◆ 文档正文:
--------------------------------
2. 400038 重庆,陆军军医大学药学与检验医学系微生物与生化药学教研室,国家免疫生物制品工程技术研究中心;
3. 050081 河北石家庄,陆军军医大学士官学校基础部
2. Department of Microbiology and Biochemical Pharmacy, National Engineering Research Center of Immunological Products, Faculty of Pharmacy and Laboratory Medicine, Army Medical University (Third Military Medical University), Chongqing, 400038;
3. Department of Basic Courses, Noncommissioned Officer School, Army Medical University (Third Military Medical University), Shijiazhuang, Hebei Province, 050081, China
金黄色葡萄球菌(Staphylococcus aureus,简称金葡菌)是世界范围内医院和社区获得性感染疾病的重要病原体。2022年国际权威期刊《柳叶刀》报道显示,金葡菌2019年在全球导致110万人死亡,居33种人体重要致病菌之首[1]。鼻腔是金葡菌在人体内定植的主要部位[2],显著增加了继发性金葡菌肺部感染机会,特别是医院呼吸机使用导致的肺炎。据报道,呼吸机使用导致的肺炎中,约25%~56%是由金葡菌引起[3],其中,以耐甲氧西林金葡菌(MRSA)为代表的多重耐药金葡菌导致的肺炎致死率高达50%,给相关疾病的治疗带来了严峻挑战[4]。
--------------------------------
◆ 所供条目:
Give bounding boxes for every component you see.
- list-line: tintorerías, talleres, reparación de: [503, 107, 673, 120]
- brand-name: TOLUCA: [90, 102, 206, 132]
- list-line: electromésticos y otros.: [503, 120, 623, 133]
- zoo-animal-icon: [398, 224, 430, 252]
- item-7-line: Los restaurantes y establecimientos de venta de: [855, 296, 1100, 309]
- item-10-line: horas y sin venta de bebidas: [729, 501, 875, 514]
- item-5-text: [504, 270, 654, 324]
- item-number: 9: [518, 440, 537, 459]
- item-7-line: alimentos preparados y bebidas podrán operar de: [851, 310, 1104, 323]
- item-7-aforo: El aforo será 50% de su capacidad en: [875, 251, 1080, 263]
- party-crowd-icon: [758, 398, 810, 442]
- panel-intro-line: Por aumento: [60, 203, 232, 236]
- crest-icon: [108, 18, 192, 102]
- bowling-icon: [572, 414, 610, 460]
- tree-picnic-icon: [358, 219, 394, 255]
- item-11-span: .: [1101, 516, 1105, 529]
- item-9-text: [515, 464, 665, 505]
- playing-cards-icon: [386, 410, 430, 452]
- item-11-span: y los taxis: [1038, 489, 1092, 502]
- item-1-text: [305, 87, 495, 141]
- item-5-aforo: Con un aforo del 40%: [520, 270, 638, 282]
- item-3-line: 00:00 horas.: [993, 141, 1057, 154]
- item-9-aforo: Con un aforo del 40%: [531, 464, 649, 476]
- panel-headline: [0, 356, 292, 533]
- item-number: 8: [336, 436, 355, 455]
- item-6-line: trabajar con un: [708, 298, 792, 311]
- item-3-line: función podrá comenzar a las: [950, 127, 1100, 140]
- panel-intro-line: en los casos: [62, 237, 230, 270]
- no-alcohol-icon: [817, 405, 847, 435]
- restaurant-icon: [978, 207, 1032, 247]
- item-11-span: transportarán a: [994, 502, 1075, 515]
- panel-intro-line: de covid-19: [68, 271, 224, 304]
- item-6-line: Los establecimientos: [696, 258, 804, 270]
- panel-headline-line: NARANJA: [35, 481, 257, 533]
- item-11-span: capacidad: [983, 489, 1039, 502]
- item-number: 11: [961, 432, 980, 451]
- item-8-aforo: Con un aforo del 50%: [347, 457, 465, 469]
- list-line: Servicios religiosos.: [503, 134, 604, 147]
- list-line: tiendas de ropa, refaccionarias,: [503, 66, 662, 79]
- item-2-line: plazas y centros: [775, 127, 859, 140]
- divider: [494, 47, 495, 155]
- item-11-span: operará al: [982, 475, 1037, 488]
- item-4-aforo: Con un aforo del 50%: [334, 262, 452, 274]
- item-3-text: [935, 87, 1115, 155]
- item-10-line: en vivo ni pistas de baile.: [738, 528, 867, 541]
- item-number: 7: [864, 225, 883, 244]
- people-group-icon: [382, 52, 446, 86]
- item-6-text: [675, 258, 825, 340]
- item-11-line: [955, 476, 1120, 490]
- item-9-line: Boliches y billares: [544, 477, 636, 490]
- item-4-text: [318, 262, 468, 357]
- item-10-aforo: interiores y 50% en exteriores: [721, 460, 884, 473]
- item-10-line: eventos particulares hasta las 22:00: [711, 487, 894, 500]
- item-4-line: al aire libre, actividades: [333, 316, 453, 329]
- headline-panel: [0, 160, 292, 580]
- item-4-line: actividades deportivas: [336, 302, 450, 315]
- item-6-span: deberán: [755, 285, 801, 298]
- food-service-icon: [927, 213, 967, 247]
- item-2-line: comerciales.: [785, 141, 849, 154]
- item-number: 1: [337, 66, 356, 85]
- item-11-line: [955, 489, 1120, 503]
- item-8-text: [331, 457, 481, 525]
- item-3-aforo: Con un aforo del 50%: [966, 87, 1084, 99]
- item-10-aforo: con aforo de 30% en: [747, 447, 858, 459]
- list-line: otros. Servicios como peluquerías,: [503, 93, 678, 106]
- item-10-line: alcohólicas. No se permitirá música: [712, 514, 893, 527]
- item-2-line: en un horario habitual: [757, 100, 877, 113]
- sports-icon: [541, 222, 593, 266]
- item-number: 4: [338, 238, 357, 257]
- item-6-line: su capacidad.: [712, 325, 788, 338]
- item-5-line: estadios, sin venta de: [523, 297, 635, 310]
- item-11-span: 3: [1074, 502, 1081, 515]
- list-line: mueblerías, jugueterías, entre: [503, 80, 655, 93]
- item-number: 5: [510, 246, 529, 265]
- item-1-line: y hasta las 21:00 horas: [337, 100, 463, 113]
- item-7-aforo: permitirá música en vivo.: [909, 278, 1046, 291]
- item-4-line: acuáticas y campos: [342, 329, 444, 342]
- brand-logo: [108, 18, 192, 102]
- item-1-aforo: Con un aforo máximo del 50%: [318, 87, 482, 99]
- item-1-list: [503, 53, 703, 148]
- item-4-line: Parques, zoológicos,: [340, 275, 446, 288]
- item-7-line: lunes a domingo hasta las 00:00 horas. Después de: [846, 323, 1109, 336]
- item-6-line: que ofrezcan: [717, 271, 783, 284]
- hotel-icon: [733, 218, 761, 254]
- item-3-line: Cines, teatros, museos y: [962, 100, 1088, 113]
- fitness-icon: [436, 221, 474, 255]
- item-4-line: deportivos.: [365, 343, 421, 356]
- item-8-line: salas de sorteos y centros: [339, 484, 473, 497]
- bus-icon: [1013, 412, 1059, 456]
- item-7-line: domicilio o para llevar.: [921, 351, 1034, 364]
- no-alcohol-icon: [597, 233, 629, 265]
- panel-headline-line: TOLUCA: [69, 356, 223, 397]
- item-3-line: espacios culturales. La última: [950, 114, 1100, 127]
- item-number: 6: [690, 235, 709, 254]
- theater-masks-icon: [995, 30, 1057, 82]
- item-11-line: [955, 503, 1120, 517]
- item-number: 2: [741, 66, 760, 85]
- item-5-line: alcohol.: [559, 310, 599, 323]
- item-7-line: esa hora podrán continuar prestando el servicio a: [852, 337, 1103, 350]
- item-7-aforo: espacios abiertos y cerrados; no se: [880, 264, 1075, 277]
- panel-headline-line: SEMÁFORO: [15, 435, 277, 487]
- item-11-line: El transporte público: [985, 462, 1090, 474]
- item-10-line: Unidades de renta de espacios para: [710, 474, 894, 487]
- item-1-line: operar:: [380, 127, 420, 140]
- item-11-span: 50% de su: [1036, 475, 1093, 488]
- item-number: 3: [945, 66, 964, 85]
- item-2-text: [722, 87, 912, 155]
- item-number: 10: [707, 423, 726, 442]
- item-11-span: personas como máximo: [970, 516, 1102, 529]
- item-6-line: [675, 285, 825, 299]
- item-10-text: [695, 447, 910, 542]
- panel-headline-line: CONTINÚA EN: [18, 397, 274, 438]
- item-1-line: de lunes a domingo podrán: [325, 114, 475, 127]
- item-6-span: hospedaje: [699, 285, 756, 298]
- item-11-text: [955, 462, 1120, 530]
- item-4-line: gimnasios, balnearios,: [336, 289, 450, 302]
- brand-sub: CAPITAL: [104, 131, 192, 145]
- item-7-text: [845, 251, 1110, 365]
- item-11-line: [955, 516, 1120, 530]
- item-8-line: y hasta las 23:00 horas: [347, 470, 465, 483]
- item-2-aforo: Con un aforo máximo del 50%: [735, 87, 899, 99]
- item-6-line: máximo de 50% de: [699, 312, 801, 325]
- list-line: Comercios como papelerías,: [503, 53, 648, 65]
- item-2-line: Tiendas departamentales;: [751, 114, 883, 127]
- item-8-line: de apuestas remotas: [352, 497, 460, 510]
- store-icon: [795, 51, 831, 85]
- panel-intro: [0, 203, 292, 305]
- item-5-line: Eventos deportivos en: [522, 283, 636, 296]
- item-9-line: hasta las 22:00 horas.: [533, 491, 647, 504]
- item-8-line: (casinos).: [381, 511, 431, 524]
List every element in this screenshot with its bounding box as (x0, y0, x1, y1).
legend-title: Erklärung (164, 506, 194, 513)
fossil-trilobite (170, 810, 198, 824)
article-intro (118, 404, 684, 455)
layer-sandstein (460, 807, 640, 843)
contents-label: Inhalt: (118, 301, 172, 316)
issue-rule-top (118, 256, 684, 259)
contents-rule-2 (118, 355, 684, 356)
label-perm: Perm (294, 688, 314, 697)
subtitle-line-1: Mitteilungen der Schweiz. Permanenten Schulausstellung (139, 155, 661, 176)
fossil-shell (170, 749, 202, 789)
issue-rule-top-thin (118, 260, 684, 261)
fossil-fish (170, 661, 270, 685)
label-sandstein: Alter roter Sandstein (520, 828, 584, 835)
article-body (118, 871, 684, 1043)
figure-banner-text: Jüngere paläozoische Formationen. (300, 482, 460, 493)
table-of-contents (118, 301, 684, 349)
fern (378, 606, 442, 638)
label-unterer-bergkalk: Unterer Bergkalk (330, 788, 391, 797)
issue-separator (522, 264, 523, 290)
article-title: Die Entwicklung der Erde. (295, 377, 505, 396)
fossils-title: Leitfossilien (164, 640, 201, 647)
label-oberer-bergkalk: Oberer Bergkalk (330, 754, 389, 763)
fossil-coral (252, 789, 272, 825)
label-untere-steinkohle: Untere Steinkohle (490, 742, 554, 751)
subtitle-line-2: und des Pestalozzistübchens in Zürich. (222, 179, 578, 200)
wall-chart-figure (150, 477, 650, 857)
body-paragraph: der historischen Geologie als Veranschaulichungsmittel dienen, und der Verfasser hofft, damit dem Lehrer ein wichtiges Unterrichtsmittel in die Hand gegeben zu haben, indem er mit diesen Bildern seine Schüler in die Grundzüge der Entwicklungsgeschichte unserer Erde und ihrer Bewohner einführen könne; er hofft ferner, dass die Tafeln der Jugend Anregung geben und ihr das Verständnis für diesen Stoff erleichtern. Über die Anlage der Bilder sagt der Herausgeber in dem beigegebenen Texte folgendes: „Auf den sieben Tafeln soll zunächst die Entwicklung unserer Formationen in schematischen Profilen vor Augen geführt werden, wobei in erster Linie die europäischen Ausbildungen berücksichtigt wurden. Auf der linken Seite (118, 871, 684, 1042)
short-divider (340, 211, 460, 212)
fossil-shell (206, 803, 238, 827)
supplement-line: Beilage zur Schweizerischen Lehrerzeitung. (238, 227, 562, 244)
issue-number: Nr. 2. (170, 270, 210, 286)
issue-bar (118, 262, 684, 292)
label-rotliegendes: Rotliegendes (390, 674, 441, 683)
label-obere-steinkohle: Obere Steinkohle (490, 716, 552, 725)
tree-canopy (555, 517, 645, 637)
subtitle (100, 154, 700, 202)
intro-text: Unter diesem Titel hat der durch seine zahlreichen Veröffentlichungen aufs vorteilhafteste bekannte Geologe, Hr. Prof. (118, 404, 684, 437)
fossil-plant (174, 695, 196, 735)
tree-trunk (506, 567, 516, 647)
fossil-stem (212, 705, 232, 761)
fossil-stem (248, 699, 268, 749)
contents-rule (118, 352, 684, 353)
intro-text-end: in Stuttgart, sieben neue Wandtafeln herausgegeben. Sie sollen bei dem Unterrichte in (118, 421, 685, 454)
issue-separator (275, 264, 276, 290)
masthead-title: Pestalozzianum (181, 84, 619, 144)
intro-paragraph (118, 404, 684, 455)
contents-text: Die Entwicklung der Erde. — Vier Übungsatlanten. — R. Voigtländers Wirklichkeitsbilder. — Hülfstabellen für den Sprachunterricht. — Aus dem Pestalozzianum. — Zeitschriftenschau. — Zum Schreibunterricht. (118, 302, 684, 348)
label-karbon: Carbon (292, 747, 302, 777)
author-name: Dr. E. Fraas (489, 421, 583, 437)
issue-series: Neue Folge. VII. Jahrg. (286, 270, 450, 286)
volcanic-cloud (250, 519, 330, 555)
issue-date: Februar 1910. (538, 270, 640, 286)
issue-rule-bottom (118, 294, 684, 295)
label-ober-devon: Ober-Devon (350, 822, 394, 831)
--------------------------------
◆ 练习任务:
A: 根据文档正文回答下列问题，每题一行，并按同样的编号作答：
(i) 陆军军医大学士官学校基础部位于哪个城市？
(ii) 据《柳叶刀》报道，金葡菌2019年在全球导致多少人死亡？
(iii) 以耐甲氧西林金葡菌为代表的多重耐药金葡菌导致的肺炎致死率高达多少？
B: 请返回文档正文中从“2. 400038 重庆,陆军军医大学药学与检验医学系微生物与生化药学教研室,国家免疫生物制品工程技术研究中心;”起至“的治疗带来了严峻挑战[4]。”止的那一段，一字不改。

◆ 练习结果:
A:
(i) 河北石家庄
(ii) 110万人
(iii) 50%

B:
2. 400038 重庆,陆军军医大学药学与检验医学系微生物与生化药学教研室,国家免疫生物制品工程技术研究中心;
3. 050081 河北石家庄,陆军军医大学士官学校基础部
2. Department of Microbiology and Biochemical Pharmacy, National Engineering Research Center of Immunological Products, Faculty of Pharmacy and Laboratory Medicine, Army Medical University (Third Military Medical University), Chongqing, 400038;
3. Department of Basic Courses, Noncommissioned Officer School, Army Medical University (Third Military Medical University), Shijiazhuang, Hebei Province, 050081, China
金黄色葡萄球菌(Staphylococcus aureus,简称金葡菌)是世界范围内医院和社区获得性感染疾病的重要病原体。2022年国际权威期刊《柳叶刀》报道显示,金葡菌2019年在全球导致110万人死亡,居33种人体重要致病菌之首[1]。鼻腔是金葡菌在人体内定植的主要部位[2],显著增加了继发性金葡菌肺部感染机会,特别是医院呼吸机使用导致的肺炎。据报道,呼吸机使用导致的肺炎中,约25%~56%是由金葡菌引起[3],其中,以耐甲氧西林金葡菌(MRSA)为代表的多重耐药金葡菌导致的肺炎致死率高达50%,给相关疾病的治疗带来了严峻挑战[4]。